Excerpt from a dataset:
%%

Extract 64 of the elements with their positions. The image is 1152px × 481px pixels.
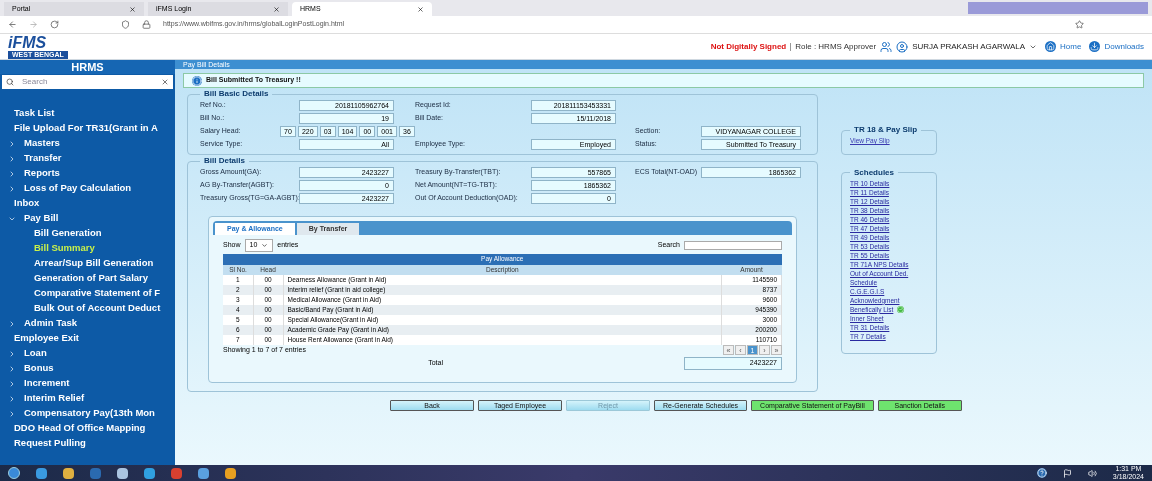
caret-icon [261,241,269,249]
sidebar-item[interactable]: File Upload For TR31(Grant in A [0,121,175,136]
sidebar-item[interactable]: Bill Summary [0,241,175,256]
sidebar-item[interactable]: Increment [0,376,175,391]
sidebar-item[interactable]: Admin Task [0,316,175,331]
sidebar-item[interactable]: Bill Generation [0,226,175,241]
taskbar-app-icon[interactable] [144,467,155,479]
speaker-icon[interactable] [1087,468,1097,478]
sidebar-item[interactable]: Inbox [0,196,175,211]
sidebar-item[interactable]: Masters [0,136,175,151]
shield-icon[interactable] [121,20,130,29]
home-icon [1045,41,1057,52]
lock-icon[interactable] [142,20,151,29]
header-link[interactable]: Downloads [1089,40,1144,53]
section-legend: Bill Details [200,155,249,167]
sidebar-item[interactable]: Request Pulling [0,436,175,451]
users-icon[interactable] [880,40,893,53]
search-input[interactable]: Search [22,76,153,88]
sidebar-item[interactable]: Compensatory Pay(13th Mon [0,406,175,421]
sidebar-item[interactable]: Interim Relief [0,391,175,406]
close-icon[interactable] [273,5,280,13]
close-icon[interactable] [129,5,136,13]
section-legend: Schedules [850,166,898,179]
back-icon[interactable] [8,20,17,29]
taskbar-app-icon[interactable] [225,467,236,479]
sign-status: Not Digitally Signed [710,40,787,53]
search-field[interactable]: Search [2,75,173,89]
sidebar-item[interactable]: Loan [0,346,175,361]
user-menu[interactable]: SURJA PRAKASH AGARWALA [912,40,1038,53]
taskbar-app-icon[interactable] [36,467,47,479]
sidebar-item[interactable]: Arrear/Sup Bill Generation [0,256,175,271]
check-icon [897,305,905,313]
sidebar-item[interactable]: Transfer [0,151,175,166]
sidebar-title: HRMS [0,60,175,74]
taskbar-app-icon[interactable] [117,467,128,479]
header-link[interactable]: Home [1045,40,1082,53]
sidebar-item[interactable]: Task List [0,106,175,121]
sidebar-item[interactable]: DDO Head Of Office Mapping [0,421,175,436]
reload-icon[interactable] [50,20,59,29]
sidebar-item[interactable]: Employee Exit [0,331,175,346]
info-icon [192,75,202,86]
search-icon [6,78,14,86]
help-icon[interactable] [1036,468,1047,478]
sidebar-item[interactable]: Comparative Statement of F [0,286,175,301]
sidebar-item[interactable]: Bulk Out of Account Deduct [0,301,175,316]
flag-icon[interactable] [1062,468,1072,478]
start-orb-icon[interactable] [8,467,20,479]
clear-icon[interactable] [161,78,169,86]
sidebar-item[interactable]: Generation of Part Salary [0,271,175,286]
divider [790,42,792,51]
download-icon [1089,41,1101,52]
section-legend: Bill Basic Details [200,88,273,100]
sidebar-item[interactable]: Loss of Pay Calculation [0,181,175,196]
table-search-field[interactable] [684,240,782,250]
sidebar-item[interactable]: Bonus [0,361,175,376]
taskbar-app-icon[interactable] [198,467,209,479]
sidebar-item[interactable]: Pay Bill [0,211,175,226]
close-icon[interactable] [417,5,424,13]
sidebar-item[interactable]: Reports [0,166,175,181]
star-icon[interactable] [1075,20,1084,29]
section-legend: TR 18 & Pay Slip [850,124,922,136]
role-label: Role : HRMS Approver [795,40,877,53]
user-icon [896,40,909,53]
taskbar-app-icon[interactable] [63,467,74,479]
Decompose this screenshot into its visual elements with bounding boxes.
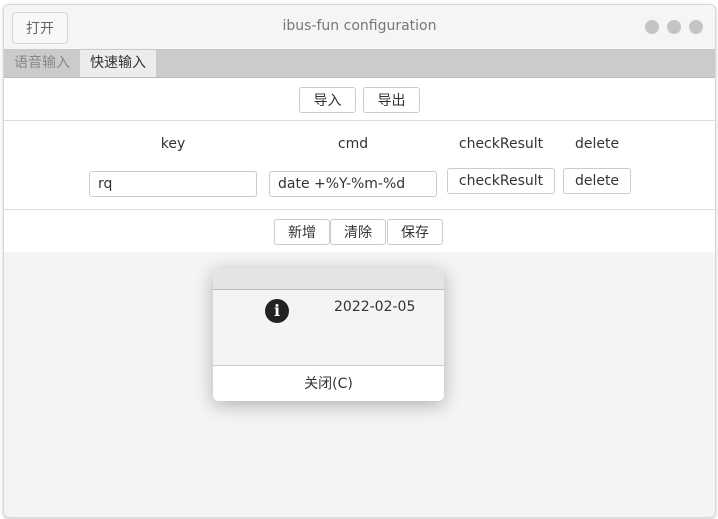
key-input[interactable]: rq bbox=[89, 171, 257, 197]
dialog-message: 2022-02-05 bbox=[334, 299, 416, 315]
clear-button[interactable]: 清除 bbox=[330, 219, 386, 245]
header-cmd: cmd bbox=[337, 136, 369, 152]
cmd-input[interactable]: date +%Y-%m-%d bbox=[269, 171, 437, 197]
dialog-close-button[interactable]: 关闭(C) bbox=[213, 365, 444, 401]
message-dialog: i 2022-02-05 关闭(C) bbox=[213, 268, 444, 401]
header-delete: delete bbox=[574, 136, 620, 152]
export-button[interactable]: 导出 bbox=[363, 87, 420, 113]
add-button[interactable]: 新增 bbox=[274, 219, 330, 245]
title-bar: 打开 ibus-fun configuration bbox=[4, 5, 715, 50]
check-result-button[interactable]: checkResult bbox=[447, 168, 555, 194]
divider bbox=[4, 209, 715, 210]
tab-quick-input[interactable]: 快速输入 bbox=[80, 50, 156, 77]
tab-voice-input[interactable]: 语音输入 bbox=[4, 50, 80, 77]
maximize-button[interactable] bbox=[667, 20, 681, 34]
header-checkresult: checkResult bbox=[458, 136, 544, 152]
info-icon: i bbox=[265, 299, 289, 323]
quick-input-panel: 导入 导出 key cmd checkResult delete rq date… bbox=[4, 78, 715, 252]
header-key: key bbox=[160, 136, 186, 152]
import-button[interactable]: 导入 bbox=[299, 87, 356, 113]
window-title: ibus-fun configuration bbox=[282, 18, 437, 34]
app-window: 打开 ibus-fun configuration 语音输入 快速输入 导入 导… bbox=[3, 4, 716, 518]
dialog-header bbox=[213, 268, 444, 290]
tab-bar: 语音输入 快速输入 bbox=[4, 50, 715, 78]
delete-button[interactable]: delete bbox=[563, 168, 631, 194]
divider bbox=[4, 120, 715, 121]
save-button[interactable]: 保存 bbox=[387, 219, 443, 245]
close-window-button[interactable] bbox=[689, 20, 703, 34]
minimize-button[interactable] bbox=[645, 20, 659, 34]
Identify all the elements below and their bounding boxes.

%%

Set exercise:
Reproduce all of the data above word for word, leaving out the pictures.

Answer to this task:
Extract 64 of the elements with their positions. The image is 1152px × 481px pixels.
caret-icon [261,241,269,249]
sidebar-item[interactable]: File Upload For TR31(Grant in A [0,121,175,136]
sidebar-item[interactable]: Bill Summary [0,241,175,256]
sidebar-item[interactable]: Increment [0,376,175,391]
sidebar-item[interactable]: Admin Task [0,316,175,331]
sidebar-item[interactable]: Bill Generation [0,226,175,241]
taskbar-app-icon[interactable] [144,467,155,479]
speaker-icon[interactable] [1087,468,1097,478]
sidebar-item[interactable]: Inbox [0,196,175,211]
sidebar-item[interactable]: Masters [0,136,175,151]
shield-icon[interactable] [121,20,130,29]
home-icon [1045,41,1057,52]
lock-icon[interactable] [142,20,151,29]
header-link[interactable]: Downloads [1089,40,1144,53]
section-legend: Bill Details [200,155,249,167]
sidebar-item[interactable]: Request Pulling [0,436,175,451]
users-icon[interactable] [880,40,893,53]
search-input[interactable]: Search [22,76,153,88]
sidebar-item[interactable]: Compensatory Pay(13th Mon [0,406,175,421]
sidebar-item[interactable]: Interim Relief [0,391,175,406]
close-icon[interactable] [273,5,280,13]
close-icon[interactable] [129,5,136,13]
section-legend: Schedules [850,166,898,179]
back-icon[interactable] [8,20,17,29]
taskbar-app-icon[interactable] [225,467,236,479]
sign-status: Not Digitally Signed [710,40,787,53]
search-field[interactable]: Search [2,75,173,89]
sidebar-item[interactable]: Loan [0,346,175,361]
user-menu[interactable]: SURJA PRAKASH AGARWALA [912,40,1038,53]
taskbar-app-icon[interactable] [36,467,47,479]
sidebar-item[interactable]: Arrear/Sup Bill Generation [0,256,175,271]
check-icon [897,305,905,313]
sidebar-item[interactable]: Transfer [0,151,175,166]
sidebar-title: HRMS [0,60,175,74]
taskbar-app-icon[interactable] [117,467,128,479]
header-link[interactable]: Home [1045,40,1082,53]
sidebar-item[interactable]: Task List [0,106,175,121]
sidebar-item[interactable]: DDO Head Of Office Mapping [0,421,175,436]
reload-icon[interactable] [50,20,59,29]
sidebar-item[interactable]: Employee Exit [0,331,175,346]
info-icon [192,75,202,86]
search-icon [6,78,14,86]
help-icon[interactable] [1036,468,1047,478]
sidebar-item[interactable]: Comparative Statement of F [0,286,175,301]
sidebar-item[interactable]: Bulk Out of Account Deduct [0,301,175,316]
flag-icon[interactable] [1062,468,1072,478]
start-orb-icon[interactable] [8,467,20,479]
clear-icon[interactable] [161,78,169,86]
sidebar-item[interactable]: Generation of Part Salary [0,271,175,286]
divider [790,42,792,51]
download-icon [1089,41,1101,52]
section-legend: Bill Basic Details [200,88,273,100]
sidebar-item[interactable]: Loss of Pay Calculation [0,181,175,196]
table-search-field[interactable] [684,240,782,250]
sidebar-item[interactable]: Bonus [0,361,175,376]
taskbar-app-icon[interactable] [198,467,209,479]
sidebar-item[interactable]: Pay Bill [0,211,175,226]
close-icon[interactable] [417,5,424,13]
sidebar-item[interactable]: Reports [0,166,175,181]
star-icon[interactable] [1075,20,1084,29]
section-legend: TR 18 & Pay Slip [850,124,922,136]
role-label: Role : HRMS Approver [795,40,877,53]
user-icon [896,40,909,53]
taskbar-app-icon[interactable] [63,467,74,479]
Decompose this screenshot into its visual elements with bounding boxes.
key-input[interactable]: rq bbox=[89, 171, 257, 197]
dialog-message: 2022-02-05 bbox=[334, 299, 416, 315]
clear-button[interactable]: 清除 bbox=[330, 219, 386, 245]
header-cmd: cmd bbox=[337, 136, 369, 152]
cmd-input[interactable]: date +%Y-%m-%d bbox=[269, 171, 437, 197]
dialog-close-button[interactable]: 关闭(C) bbox=[213, 365, 444, 401]
message-dialog: i 2022-02-05 关闭(C) bbox=[213, 268, 444, 401]
header-delete: delete bbox=[574, 136, 620, 152]
export-button[interactable]: 导出 bbox=[363, 87, 420, 113]
add-button[interactable]: 新增 bbox=[274, 219, 330, 245]
title-bar: 打开 ibus-fun configuration bbox=[4, 5, 715, 50]
check-result-button[interactable]: checkResult bbox=[447, 168, 555, 194]
divider bbox=[4, 209, 715, 210]
tab-quick-input[interactable]: 快速输入 bbox=[80, 50, 156, 77]
tab-voice-input[interactable]: 语音输入 bbox=[4, 50, 80, 77]
maximize-button[interactable] bbox=[667, 20, 681, 34]
header-checkresult: checkResult bbox=[458, 136, 544, 152]
info-icon: i bbox=[265, 299, 289, 323]
quick-input-panel: 导入 导出 key cmd checkResult delete rq date… bbox=[4, 78, 715, 252]
header-key: key bbox=[160, 136, 186, 152]
import-button[interactable]: 导入 bbox=[299, 87, 356, 113]
window-title: ibus-fun configuration bbox=[282, 18, 437, 34]
app-window: 打开 ibus-fun configuration 语音输入 快速输入 导入 导… bbox=[3, 4, 716, 518]
dialog-header bbox=[213, 268, 444, 290]
tab-bar: 语音输入 快速输入 bbox=[4, 50, 715, 78]
delete-button[interactable]: delete bbox=[563, 168, 631, 194]
divider bbox=[4, 120, 715, 121]
save-button[interactable]: 保存 bbox=[387, 219, 443, 245]
close-window-button[interactable] bbox=[689, 20, 703, 34]
minimize-button[interactable] bbox=[645, 20, 659, 34]
Identify all the elements below and their bounding boxes.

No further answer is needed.